(Stored data entries)
++++++++

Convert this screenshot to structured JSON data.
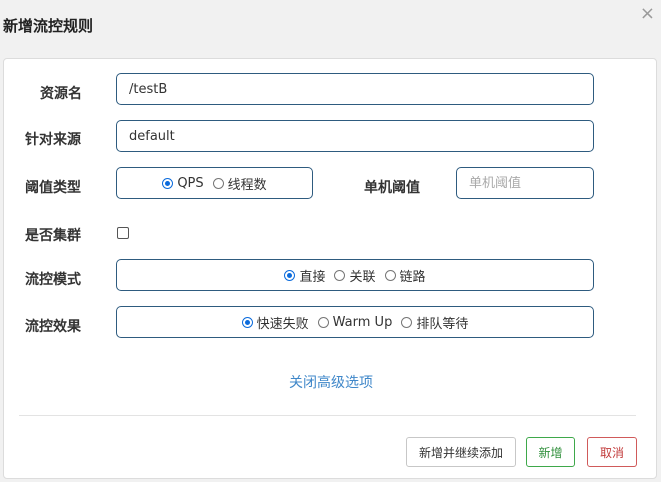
{
  "dialog": {
    "title": "新增流控规则",
    "close_symbol": "×"
  },
  "form": {
    "resource": {
      "label": "资源名",
      "value": "/testB"
    },
    "limit_app": {
      "label": "针对来源",
      "value": "default"
    },
    "threshold_type": {
      "label": "阈值类型",
      "options": [
        "QPS",
        "线程数"
      ],
      "selected": "QPS"
    },
    "single_threshold": {
      "label": "单机阈值",
      "placeholder": "单机阈值",
      "value": ""
    },
    "cluster": {
      "label": "是否集群",
      "checked": false
    },
    "strategy": {
      "label": "流控模式",
      "options": [
        "直接",
        "关联",
        "链路"
      ],
      "selected": "直接"
    },
    "control_behavior": {
      "label": "流控效果",
      "options": [
        "快速失败",
        "Warm Up",
        "排队等待"
      ],
      "selected": "快速失败"
    },
    "advanced_toggle": "关闭高级选项"
  },
  "buttons": {
    "save_and_continue": "新增并继续添加",
    "save": "新增",
    "cancel": "取消"
  }
}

++++++++

What is asked: Pick out every line above that holds the word "selected" and copy it.

Exercise answer:
      "selected": "QPS"
      "selected": "直接"
      "selected": "快速失败"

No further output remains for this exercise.